- **Exercise prompt**
Skip the pictures. Repeat everything else in the records word for word.

- **Records for processing**
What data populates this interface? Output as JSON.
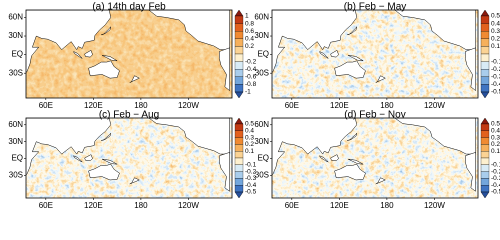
{
  "lat_labels": [
    "60N",
    "30N",
    "EQ",
    "30S"
  ],
  "lon_labels": [
    "60E",
    "120E",
    "180",
    "120W"
  ],
  "panels": [
    {
      "title": "(a) 14th day Feb",
      "field": "warm",
      "colorbar": {
        "labels": [
          "1",
          "0.8",
          "0.6",
          "0.4",
          "0.2",
          "-0.2",
          "-0.4",
          "-0.6",
          "-0.8",
          "-1"
        ],
        "colors": [
          "#8a1a0e",
          "#c23a14",
          "#e2611e",
          "#f08a32",
          "#f6b05c",
          "#fbd394",
          "#fdf0cf",
          "#d8ebf6",
          "#a9cdec",
          "#73a6dc",
          "#3f74c2",
          "#254f9c"
        ]
      }
    },
    {
      "title": "(b) Feb − May",
      "field": "mixed",
      "colorbar": {
        "labels": [
          "0.5",
          "0.4",
          "0.3",
          "0.2",
          "0.1",
          "-0.1",
          "-0.2",
          "-0.3",
          "-0.4",
          "-0.5"
        ],
        "colors": [
          "#8a1a0e",
          "#c23a14",
          "#e2611e",
          "#f08a32",
          "#f6b05c",
          "#fbd394",
          "#fdf0cf",
          "#d8ebf6",
          "#a9cdec",
          "#73a6dc",
          "#3f74c2",
          "#254f9c"
        ]
      }
    },
    {
      "title": "(c) Feb − Aug",
      "field": "mixed",
      "colorbar": {
        "labels": [
          "0.5",
          "0.4",
          "0.3",
          "0.2",
          "0.1",
          "-0.1",
          "-0.2",
          "-0.3",
          "-0.4",
          "-0.5"
        ],
        "colors": [
          "#8a1a0e",
          "#c23a14",
          "#e2611e",
          "#f08a32",
          "#f6b05c",
          "#fbd394",
          "#fdf0cf",
          "#d8ebf6",
          "#a9cdec",
          "#73a6dc",
          "#3f74c2",
          "#254f9c"
        ]
      }
    },
    {
      "title": "(d) Feb − Nov",
      "field": "mixed",
      "colorbar": {
        "labels": [
          "0.5",
          "0.4",
          "0.3",
          "0.2",
          "0.1",
          "-0.1",
          "-0.2",
          "-0.3",
          "-0.4",
          "-0.5"
        ],
        "colors": [
          "#8a1a0e",
          "#c23a14",
          "#e2611e",
          "#f08a32",
          "#f6b05c",
          "#fbd394",
          "#fdf0cf",
          "#d8ebf6",
          "#a9cdec",
          "#73a6dc",
          "#3f74c2",
          "#254f9c"
        ]
      }
    }
  ]
}
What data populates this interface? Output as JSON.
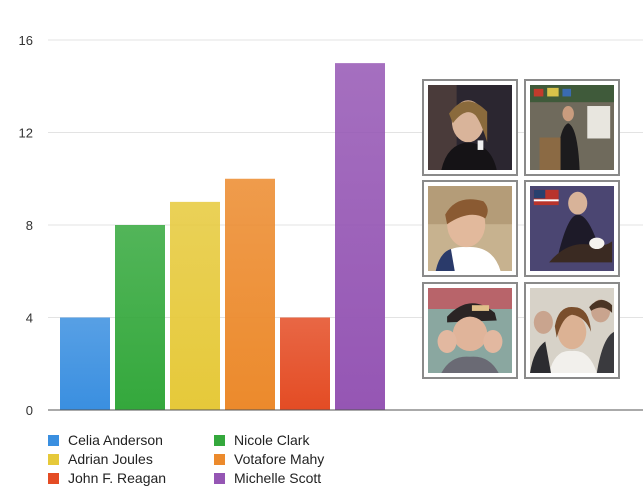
{
  "chart_data": {
    "type": "bar",
    "categories": [
      "Celia Anderson",
      "Nicole Clark",
      "Adrian Joules",
      "Votafore Mahy",
      "John F. Reagan",
      "Michelle Scott"
    ],
    "values": [
      4,
      8,
      9,
      10,
      4,
      15
    ],
    "colors": [
      "#3a8fe0",
      "#34a83c",
      "#e6c93a",
      "#ec8a2c",
      "#e44c24",
      "#9556b4"
    ],
    "ylim": [
      0,
      16
    ],
    "yticks": [
      0,
      4,
      8,
      12,
      16
    ],
    "title": "",
    "xlabel": "",
    "ylabel": "",
    "grid": true,
    "legend": {
      "placement": "bottom-left",
      "entries": [
        "Celia Anderson",
        "Nicole Clark",
        "Adrian Joules",
        "Votafore Mahy",
        "John F. Reagan",
        "Michelle Scott"
      ]
    }
  },
  "photos": [
    {
      "icon": "portrait-photo-icon"
    },
    {
      "icon": "classroom-photo-icon"
    },
    {
      "icon": "portrait-photo-icon"
    },
    {
      "icon": "flag-eagle-photo-icon"
    },
    {
      "icon": "cap-portrait-photo-icon"
    },
    {
      "icon": "group-selfie-photo-icon"
    }
  ]
}
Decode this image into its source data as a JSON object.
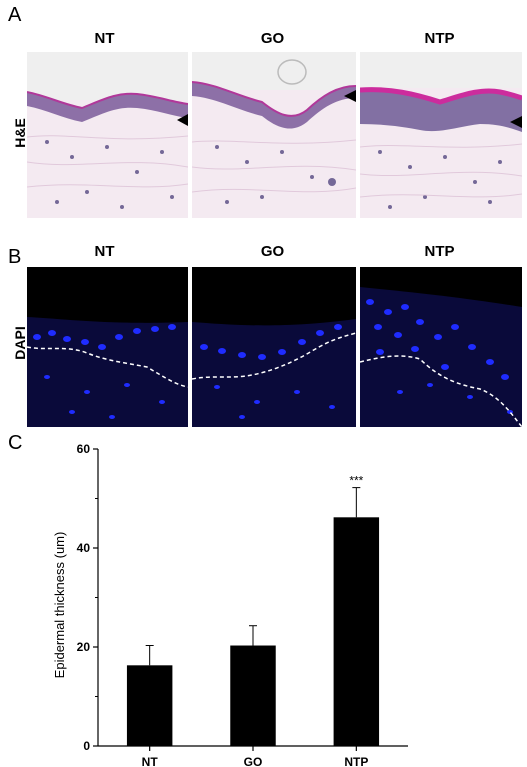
{
  "panel_a": {
    "letter": "A",
    "row_label": "H&E",
    "columns": [
      "NT",
      "GO",
      "NTP"
    ]
  },
  "panel_b": {
    "letter": "B",
    "row_label": "DAPI",
    "columns": [
      "NT",
      "GO",
      "NTP"
    ]
  },
  "panel_c": {
    "letter": "C"
  },
  "chart_data": {
    "type": "bar",
    "categories": [
      "NT",
      "GO",
      "NTP"
    ],
    "values": [
      16.3,
      20.3,
      46.2
    ],
    "errors": [
      4.0,
      4.0,
      6.0
    ],
    "annotations": [
      {
        "category": "NTP",
        "text": "***"
      }
    ],
    "ylabel": "Epidermal thickness (um)",
    "xlabel": "",
    "ylim": [
      0,
      60
    ],
    "yticks": [
      0,
      20,
      40,
      60
    ],
    "bar_color": "#000000"
  },
  "colors": {
    "he_background": "#f1e6ef",
    "he_stain_pink": "#c23aa0",
    "he_nuclei": "#3b3470",
    "dapi_background": "#000000",
    "dapi_nuclei": "#1f2cff"
  }
}
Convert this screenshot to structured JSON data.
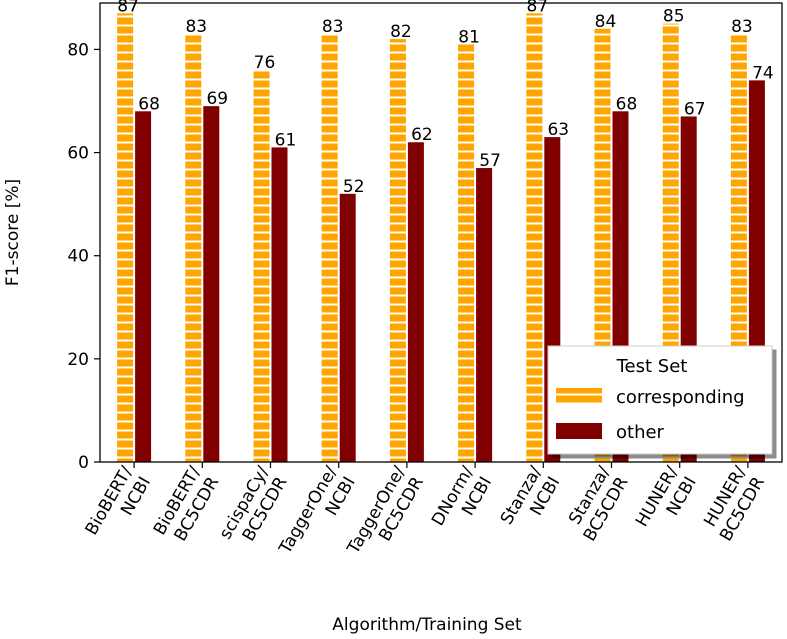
{
  "chart_data": {
    "type": "bar",
    "title": "",
    "xlabel": "Algorithm/Training Set",
    "ylabel": "F1-score [%]",
    "ylim": [
      0,
      89
    ],
    "yticks": [
      0,
      20,
      40,
      60,
      80
    ],
    "categories": [
      [
        "BioBERT/",
        "NCBI"
      ],
      [
        "BioBERT/",
        "BC5CDR"
      ],
      [
        "scispaCy/",
        "BC5CDR"
      ],
      [
        "TaggerOne/",
        "NCBI"
      ],
      [
        "TaggerOne/",
        "BC5CDR"
      ],
      [
        "DNorm/",
        "NCBI"
      ],
      [
        "Stanza/",
        "NCBI"
      ],
      [
        "Stanza/",
        "BC5CDR"
      ],
      [
        "HUNER/",
        "NCBI"
      ],
      [
        "HUNER/",
        "BC5CDR"
      ]
    ],
    "series": [
      {
        "name": "corresponding",
        "values": [
          87,
          83,
          76,
          83,
          82,
          81,
          87,
          84,
          85,
          83
        ],
        "labels": [
          "87",
          "83",
          "76",
          "83",
          "82",
          "81",
          "87",
          "84",
          "85",
          "83"
        ]
      },
      {
        "name": "other",
        "values": [
          68,
          69,
          61,
          52,
          62,
          57,
          63,
          68,
          67,
          74
        ],
        "labels": [
          "68",
          "69",
          "61",
          "52",
          "62",
          "57",
          "63",
          "68",
          "67",
          "74"
        ]
      }
    ],
    "legend": {
      "title": "Test Set",
      "position": "lower-right"
    },
    "colors": {
      "corresponding": "#FFA500",
      "other": "#800000",
      "hatch": "#ffffff"
    },
    "grid": false
  }
}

- **Task solution**
What data populates this interface? Output as JSON.
{
  "lat_labels": [
    "60N",
    "30N",
    "EQ",
    "30S"
  ],
  "lon_labels": [
    "60E",
    "120E",
    "180",
    "120W"
  ],
  "panels": [
    {
      "title": "(a) 14th day Feb",
      "field": "warm",
      "colorbar": {
        "labels": [
          "1",
          "0.8",
          "0.6",
          "0.4",
          "0.2",
          "-0.2",
          "-0.4",
          "-0.6",
          "-0.8",
          "-1"
        ],
        "colors": [
          "#8a1a0e",
          "#c23a14",
          "#e2611e",
          "#f08a32",
          "#f6b05c",
          "#fbd394",
          "#fdf0cf",
          "#d8ebf6",
          "#a9cdec",
          "#73a6dc",
          "#3f74c2",
          "#254f9c"
        ]
      }
    },
    {
      "title": "(b) Feb − May",
      "field": "mixed",
      "colorbar": {
        "labels": [
          "0.5",
          "0.4",
          "0.3",
          "0.2",
          "0.1",
          "-0.1",
          "-0.2",
          "-0.3",
          "-0.4",
          "-0.5"
        ],
        "colors": [
          "#8a1a0e",
          "#c23a14",
          "#e2611e",
          "#f08a32",
          "#f6b05c",
          "#fbd394",
          "#fdf0cf",
          "#d8ebf6",
          "#a9cdec",
          "#73a6dc",
          "#3f74c2",
          "#254f9c"
        ]
      }
    },
    {
      "title": "(c) Feb − Aug",
      "field": "mixed",
      "colorbar": {
        "labels": [
          "0.5",
          "0.4",
          "0.3",
          "0.2",
          "0.1",
          "-0.1",
          "-0.2",
          "-0.3",
          "-0.4",
          "-0.5"
        ],
        "colors": [
          "#8a1a0e",
          "#c23a14",
          "#e2611e",
          "#f08a32",
          "#f6b05c",
          "#fbd394",
          "#fdf0cf",
          "#d8ebf6",
          "#a9cdec",
          "#73a6dc",
          "#3f74c2",
          "#254f9c"
        ]
      }
    },
    {
      "title": "(d) Feb − Nov",
      "field": "mixed",
      "colorbar": {
        "labels": [
          "0.5",
          "0.4",
          "0.3",
          "0.2",
          "0.1",
          "-0.1",
          "-0.2",
          "-0.3",
          "-0.4",
          "-0.5"
        ],
        "colors": [
          "#8a1a0e",
          "#c23a14",
          "#e2611e",
          "#f08a32",
          "#f6b05c",
          "#fbd394",
          "#fdf0cf",
          "#d8ebf6",
          "#a9cdec",
          "#73a6dc",
          "#3f74c2",
          "#254f9c"
        ]
      }
    }
  ]
}
What data populates this interface? Output as JSON.
{
  "chart_data": {
    "type": "bar",
    "categories": [
      "Celia Anderson",
      "Nicole Clark",
      "Adrian Joules",
      "Votafore Mahy",
      "John F. Reagan",
      "Michelle Scott"
    ],
    "values": [
      4,
      8,
      9,
      10,
      4,
      15
    ],
    "colors": [
      "#3a8fe0",
      "#34a83c",
      "#e6c93a",
      "#ec8a2c",
      "#e44c24",
      "#9556b4"
    ],
    "ylim": [
      0,
      16
    ],
    "yticks": [
      0,
      4,
      8,
      12,
      16
    ],
    "title": "",
    "xlabel": "",
    "ylabel": "",
    "grid": true,
    "legend": {
      "placement": "bottom-left",
      "entries": [
        "Celia Anderson",
        "Nicole Clark",
        "Adrian Joules",
        "Votafore Mahy",
        "John F. Reagan",
        "Michelle Scott"
      ]
    }
  },
  "photos": [
    {
      "icon": "portrait-photo-icon"
    },
    {
      "icon": "classroom-photo-icon"
    },
    {
      "icon": "portrait-photo-icon"
    },
    {
      "icon": "flag-eagle-photo-icon"
    },
    {
      "icon": "cap-portrait-photo-icon"
    },
    {
      "icon": "group-selfie-photo-icon"
    }
  ]
}
Decode this image into its source data as a JSON object.
{
  "panel_a": {
    "letter": "A",
    "row_label": "H&E",
    "columns": [
      "NT",
      "GO",
      "NTP"
    ]
  },
  "panel_b": {
    "letter": "B",
    "row_label": "DAPI",
    "columns": [
      "NT",
      "GO",
      "NTP"
    ]
  },
  "panel_c": {
    "letter": "C"
  },
  "chart_data": {
    "type": "bar",
    "categories": [
      "NT",
      "GO",
      "NTP"
    ],
    "values": [
      16.3,
      20.3,
      46.2
    ],
    "errors": [
      4.0,
      4.0,
      6.0
    ],
    "annotations": [
      {
        "category": "NTP",
        "text": "***"
      }
    ],
    "ylabel": "Epidermal thickness (um)",
    "xlabel": "",
    "ylim": [
      0,
      60
    ],
    "yticks": [
      0,
      20,
      40,
      60
    ],
    "bar_color": "#000000"
  },
  "colors": {
    "he_background": "#f1e6ef",
    "he_stain_pink": "#c23aa0",
    "he_nuclei": "#3b3470",
    "dapi_background": "#000000",
    "dapi_nuclei": "#1f2cff"
  }
}
Convert this screenshot to structured JSON data.
{
  "chart_data": {
    "type": "bar",
    "title": "",
    "xlabel": "Algorithm/Training Set",
    "ylabel": "F1-score [%]",
    "ylim": [
      0,
      89
    ],
    "yticks": [
      0,
      20,
      40,
      60,
      80
    ],
    "categories": [
      [
        "BioBERT/",
        "NCBI"
      ],
      [
        "BioBERT/",
        "BC5CDR"
      ],
      [
        "scispaCy/",
        "BC5CDR"
      ],
      [
        "TaggerOne/",
        "NCBI"
      ],
      [
        "TaggerOne/",
        "BC5CDR"
      ],
      [
        "DNorm/",
        "NCBI"
      ],
      [
        "Stanza/",
        "NCBI"
      ],
      [
        "Stanza/",
        "BC5CDR"
      ],
      [
        "HUNER/",
        "NCBI"
      ],
      [
        "HUNER/",
        "BC5CDR"
      ]
    ],
    "series": [
      {
        "name": "corresponding",
        "values": [
          87,
          83,
          76,
          83,
          82,
          81,
          87,
          84,
          85,
          83
        ],
        "labels": [
          "87",
          "83",
          "76",
          "83",
          "82",
          "81",
          "87",
          "84",
          "85",
          "83"
        ]
      },
      {
        "name": "other",
        "values": [
          68,
          69,
          61,
          52,
          62,
          57,
          63,
          68,
          67,
          74
        ],
        "labels": [
          "68",
          "69",
          "61",
          "52",
          "62",
          "57",
          "63",
          "68",
          "67",
          "74"
        ]
      }
    ],
    "legend": {
      "title": "Test Set",
      "position": "lower-right"
    },
    "colors": {
      "corresponding": "#FFA500",
      "other": "#800000",
      "hatch": "#ffffff"
    },
    "grid": false
  }
}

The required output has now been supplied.